PROBLEM STATEMENT |
Type the records out again in full, exactly.

GIVEN RECORDS |
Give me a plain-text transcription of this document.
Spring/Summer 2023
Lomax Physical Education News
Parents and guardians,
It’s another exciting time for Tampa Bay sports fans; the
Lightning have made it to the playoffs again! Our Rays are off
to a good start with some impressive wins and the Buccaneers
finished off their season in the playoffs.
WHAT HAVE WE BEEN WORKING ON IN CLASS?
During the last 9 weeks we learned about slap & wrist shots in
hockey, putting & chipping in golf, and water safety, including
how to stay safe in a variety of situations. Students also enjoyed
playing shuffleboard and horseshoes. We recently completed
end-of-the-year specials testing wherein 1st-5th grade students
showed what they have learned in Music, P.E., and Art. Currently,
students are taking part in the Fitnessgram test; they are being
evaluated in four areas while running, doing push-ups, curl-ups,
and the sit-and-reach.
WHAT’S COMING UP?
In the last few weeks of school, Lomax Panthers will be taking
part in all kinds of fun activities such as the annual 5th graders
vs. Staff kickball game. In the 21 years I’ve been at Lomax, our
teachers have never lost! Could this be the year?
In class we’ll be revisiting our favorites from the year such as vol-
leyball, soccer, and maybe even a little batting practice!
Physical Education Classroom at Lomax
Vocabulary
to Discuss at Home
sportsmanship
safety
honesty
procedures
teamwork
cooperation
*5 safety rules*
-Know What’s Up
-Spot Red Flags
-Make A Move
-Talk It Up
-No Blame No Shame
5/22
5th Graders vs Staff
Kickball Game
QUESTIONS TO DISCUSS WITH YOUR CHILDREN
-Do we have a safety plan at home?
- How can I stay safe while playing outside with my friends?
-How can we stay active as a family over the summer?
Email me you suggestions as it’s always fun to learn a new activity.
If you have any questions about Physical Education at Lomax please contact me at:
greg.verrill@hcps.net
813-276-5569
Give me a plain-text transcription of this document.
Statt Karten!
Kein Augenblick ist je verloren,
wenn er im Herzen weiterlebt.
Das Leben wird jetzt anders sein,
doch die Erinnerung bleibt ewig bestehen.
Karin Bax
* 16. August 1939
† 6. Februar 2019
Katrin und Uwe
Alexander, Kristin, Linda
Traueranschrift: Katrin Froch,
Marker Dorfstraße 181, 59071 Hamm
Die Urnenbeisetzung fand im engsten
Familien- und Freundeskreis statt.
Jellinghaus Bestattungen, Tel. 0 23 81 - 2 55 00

CORRECT RESPONSE |
Give me a plain-text transcription of this document.
Spring/Summer 2023
Lomax Physical Education News
Parents and guardians,
It’s another exciting time for Tampa Bay sports fans; the
Lightning have made it to the playoffs again! Our Rays are off
to a good start with some impressive wins and the Buccaneers
finished off their season in the playoffs.
WHAT HAVE WE BEEN WORKING ON IN CLASS?
During the last 9 weeks we learned about slap & wrist shots in
hockey, putting & chipping in golf, and water safety, including
how to stay safe in a variety of situations. Students also enjoyed
playing shuffleboard and horseshoes. We recently completed
end-of-the-year specials testing wherein 1st-5th grade students
showed what they have learned in Music, P.E., and Art. Currently,
students are taking part in the Fitnessgram test; they are being
evaluated in four areas while running, doing push-ups, curl-ups,
and the sit-and-reach.
WHAT’S COMING UP?
In the last few weeks of school, Lomax Panthers will be taking
part in all kinds of fun activities such as the annual 5th graders
vs. Staff kickball game. In the 21 years I’ve been at Lomax, our
teachers have never lost! Could this be the year?
In class we’ll be revisiting our favorites from the year such as vol-
leyball, soccer, and maybe even a little batting practice!
Physical Education Classroom at Lomax
Vocabulary
to Discuss at Home
sportsmanship
safety
honesty
procedures
teamwork
cooperation
*5 safety rules*
-Know What’s Up
-Spot Red Flags
-Make A Move
-Talk It Up
-No Blame No Shame
5/22
5th Graders vs Staff
Kickball Game
QUESTIONS TO DISCUSS WITH YOUR CHILDREN
-Do we have a safety plan at home?
- How can I stay safe while playing outside with my friends?
-How can we stay active as a family over the summer?
Email me you suggestions as it’s always fun to learn a new activity.
If you have any questions about Physical Education at Lomax please contact me at:
greg.verrill@hcps.net
813-276-5569
Give me a plain-text transcription of this document.
Statt Karten!
Kein Augenblick ist je verloren,
wenn er im Herzen weiterlebt.
Das Leben wird jetzt anders sein,
doch die Erinnerung bleibt ewig bestehen.
Karin Bax
* 16. August 1939
† 6. Februar 2019
Katrin und Uwe
Alexander, Kristin, Linda
Traueranschrift: Katrin Froch,
Marker Dorfstraße 181, 59071 Hamm
Die Urnenbeisetzung fand im engsten
Familien- und Freundeskreis statt.
Jellinghaus Bestattungen, Tel. 0 23 81 - 2 55 00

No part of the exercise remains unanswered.